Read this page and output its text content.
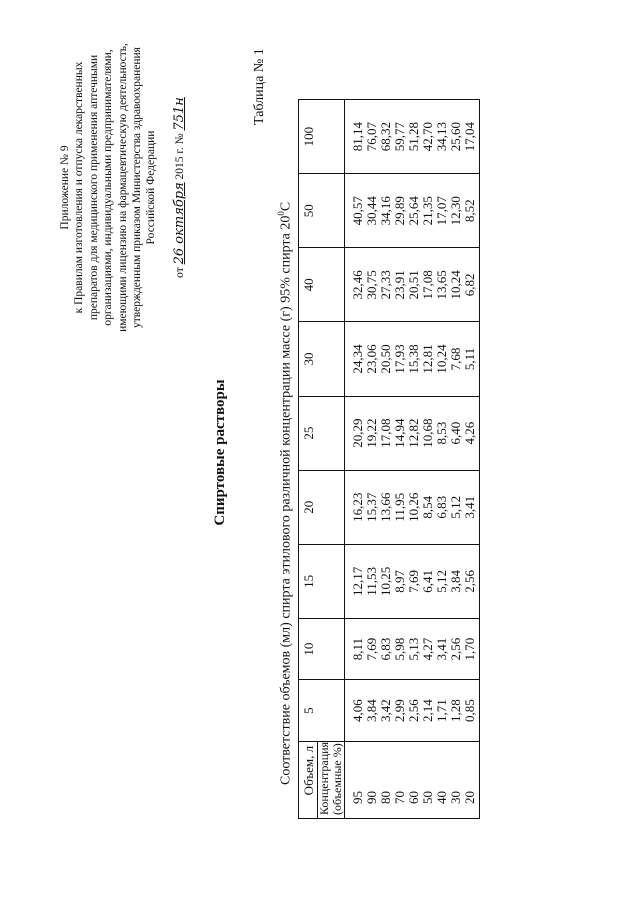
Приложение № 9 к Правилам изготовления и отпуска лекарственных препаратов для медицинского применения аптечными организациями, индивидуальными предпринимателями, имеющими лицензию на фармацевтическую деятельность, утвержденным приказом Министерства здравоохранения Российской Федерации
от 26 октября 2015 г. № 751н
Спиртовые растворы
Таблица № 1
Соответствие объемов (мл) спирта этилового различной концентрации массе (г) 95% спирта $20^0С$
Объем, л Концентрация (объемные %)	5	10	15	20	25	30	40	50	100
95	4,06	8,11	12,17	16,23	20,29	24,34	32,46	40,57	81,14
90	3,84	7,69	11,53	15,37	19,22	23,06	30,75	30,44	76,07
80	3,42	6,83	10,25	13,66	17,08	20,50	27,33	34,16	68,32
70	2,99	5,98	8,97	11,95	14,94	17,93	23,91	29,89	59,77
60	2,56	5,13	7,69	10,26	12,82	15,38	20,51	25,64	51,28
50	2,14	4,27	6,41	8,54	10,68	12,81	17,08	21,35	42,70
40	1,71	3,41	5,12	6,83	8,53	10,24	13,65	17,07	34,13
30	1,28	2,56	3,84	5,12	6,40	7,68	10,24	12,30	25,60
20	0,85	1,70	2,56	3,41	4,26	5,11	6,82	8,52	17,04
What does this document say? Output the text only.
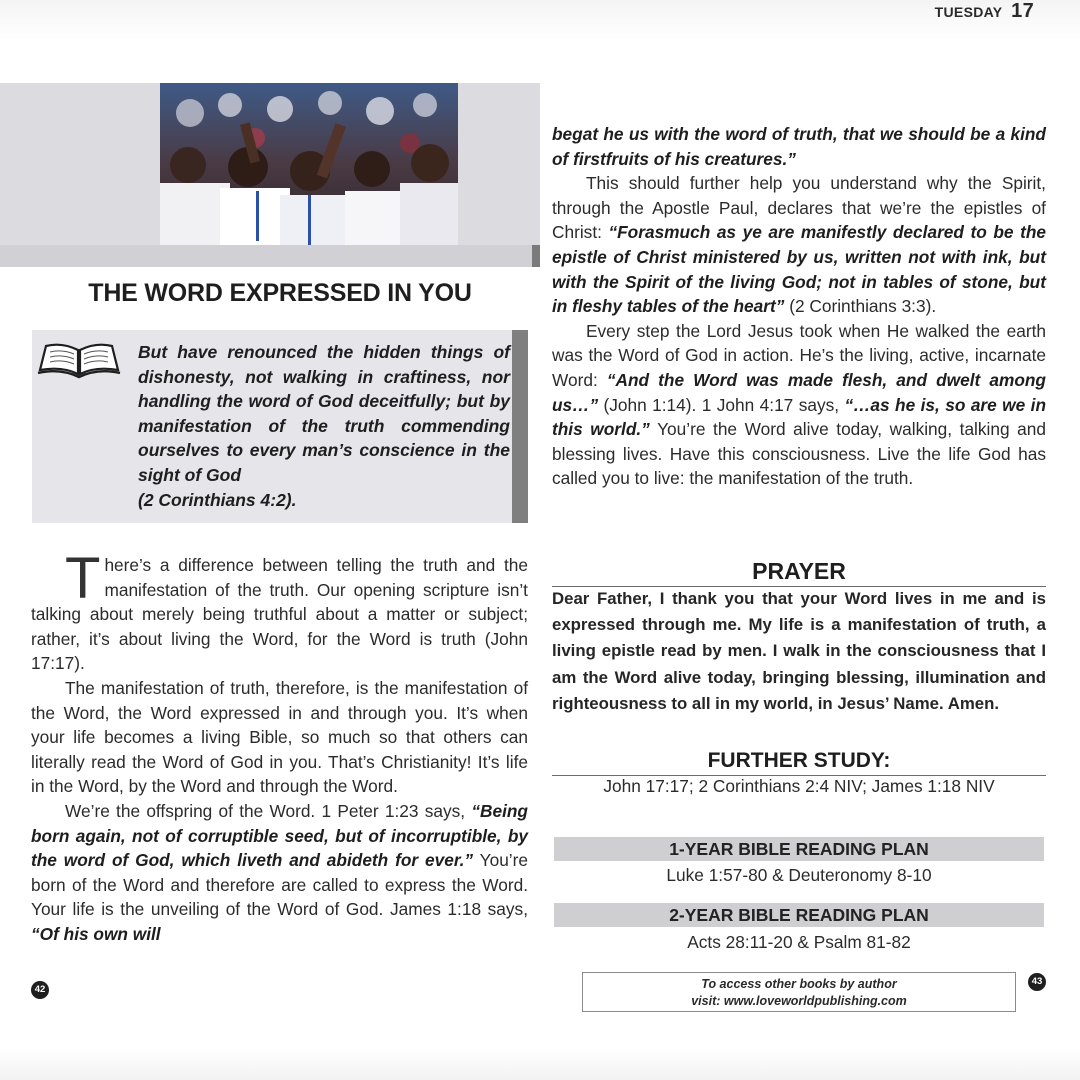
TUESDAY 17
THE WORD EXPRESSED IN YOU
But have renounced the hidden things of dishonesty, not walking in craftiness, nor handling the word of God deceitfully; but by manifestation of the truth commending ourselves to every man’s conscience in the sight of God
(2 Corinthians 4:2).

There’s a difference between telling the truth and the manifestation of the truth. Our opening scripture isn’t talking about merely being truthful about a matter or subject; rather, it’s about living the Word, for the Word is truth (John 17:17).

The manifestation of truth, therefore, is the manifestation of the Word, the Word expressed in and through you. It’s when your life becomes a living Bible, so much so that others can literally read the Word of God in you. That’s Christianity! It’s life in the Word, by the Word and through the Word.

We’re the offspring of the Word. 1 Peter 1:23 says, “Being born again, not of corruptible seed, but of incorruptible, by the word of God, which liveth and abideth for ever.” You’re born of the Word and therefore are called to express the Word. Your life is the unveiling of the Word of God. James 1:18 says, “Of his own will

42

begat he us with the word of truth, that we should be a kind of firstfruits of his creatures.”

This should further help you understand why the Spirit, through the Apostle Paul, declares that we’re the epistles of Christ: “Forasmuch as ye are manifestly declared to be the epistle of Christ ministered by us, written not with ink, but with the Spirit of the living God; not in tables of stone, but in fleshy tables of the heart” (2 Corinthians 3:3).

Every step the Lord Jesus took when He walked the earth was the Word of God in action. He’s the living, active, incarnate Word: “And the Word was made flesh, and dwelt among us…” (John 1:14). 1 John 4:17 says, “…as he is, so are we in this world.” You’re the Word alive today, walking, talking and blessing lives. Have this consciousness. Live the life God has called you to live: the manifestation of the truth.

PRAYER
Dear Father, I thank you that your Word lives in me and is expressed through me. My life is a manifestation of truth, a living epistle read by men. I walk in the consciousness that I am the Word alive today, bringing blessing, illumination and righteousness to all in my world, in Jesus’ Name. Amen.
FURTHER STUDY:
John 17:17; 2 Corinthians 2:4 NIV; James 1:18 NIV
1-YEAR BIBLE READING PLAN
Luke 1:57-80 & Deuteronomy 8-10
2-YEAR BIBLE READING PLAN
Acts 28:11-20 & Psalm 81-82
To access other books by author
visit: www.loveworldpublishing.com
43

▬▬▬

**Problem details**
Make an exact copy of the data above, pictures excluded.

**Result of this exercise**
Read this page and output its text content.
Приложение № 9 к Правилам изготовления и отпуска лекарственных препаратов для медицинского применения аптечными организациями, индивидуальными предпринимателями, имеющими лицензию на фармацевтическую деятельность, утвержденным приказом Министерства здравоохранения Российской Федерации
от 26 октября 2015 г. № 751н
Спиртовые растворы
Таблица № 1
Соответствие объемов (мл) спирта этилового различной концентрации массе (г) 95% спирта $20^0С$
Объем, л Концентрация (объемные %)	5	10	15	20	25	30	40	50	100
95	4,06	8,11	12,17	16,23	20,29	24,34	32,46	40,57	81,14
90	3,84	7,69	11,53	15,37	19,22	23,06	30,75	30,44	76,07
80	3,42	6,83	10,25	13,66	17,08	20,50	27,33	34,16	68,32
70	2,99	5,98	8,97	11,95	14,94	17,93	23,91	29,89	59,77
60	2,56	5,13	7,69	10,26	12,82	15,38	20,51	25,64	51,28
50	2,14	4,27	6,41	8,54	10,68	12,81	17,08	21,35	42,70
40	1,71	3,41	5,12	6,83	8,53	10,24	13,65	17,07	34,13
30	1,28	2,56	3,84	5,12	6,40	7,68	10,24	12,30	25,60
20	0,85	1,70	2,56	3,41	4,26	5,11	6,82	8,52	17,04
What does this document say? Output the text only.
TUESDAY 17
THE WORD EXPRESSED IN YOU
But have renounced the hidden things of dishonesty, not walking in craftiness, nor handling the word of God deceitfully; but by manifestation of the truth commending ourselves to every man’s conscience in the sight of God
(2 Corinthians 4:2).

There’s a difference between telling the truth and the manifestation of the truth. Our opening scripture isn’t talking about merely being truthful about a matter or subject; rather, it’s about living the Word, for the Word is truth (John 17:17).

The manifestation of truth, therefore, is the manifestation of the Word, the Word expressed in and through you. It’s when your life becomes a living Bible, so much so that others can literally read the Word of God in you. That’s Christianity! It’s life in the Word, by the Word and through the Word.

We’re the offspring of the Word. 1 Peter 1:23 says, “Being born again, not of corruptible seed, but of incorruptible, by the word of God, which liveth and abideth for ever.” You’re born of the Word and therefore are called to express the Word. Your life is the unveiling of the Word of God. James 1:18 says, “Of his own will

42

begat he us with the word of truth, that we should be a kind of firstfruits of his creatures.”

This should further help you understand why the Spirit, through the Apostle Paul, declares that we’re the epistles of Christ: “Forasmuch as ye are manifestly declared to be the epistle of Christ ministered by us, written not with ink, but with the Spirit of the living God; not in tables of stone, but in fleshy tables of the heart” (2 Corinthians 3:3).

Every step the Lord Jesus took when He walked the earth was the Word of God in action. He’s the living, active, incarnate Word: “And the Word was made flesh, and dwelt among us…” (John 1:14). 1 John 4:17 says, “…as he is, so are we in this world.” You’re the Word alive today, walking, talking and blessing lives. Have this consciousness. Live the life God has called you to live: the manifestation of the truth.

PRAYER
Dear Father, I thank you that your Word lives in me and is expressed through me. My life is a manifestation of truth, a living epistle read by men. I walk in the consciousness that I am the Word alive today, bringing blessing, illumination and righteousness to all in my world, in Jesus’ Name. Amen.
FURTHER STUDY:
John 17:17; 2 Corinthians 2:4 NIV; James 1:18 NIV
1-YEAR BIBLE READING PLAN
Luke 1:57-80 & Deuteronomy 8-10
2-YEAR BIBLE READING PLAN
Acts 28:11-20 & Psalm 81-82
To access other books by author
visit: www.loveworldpublishing.com
43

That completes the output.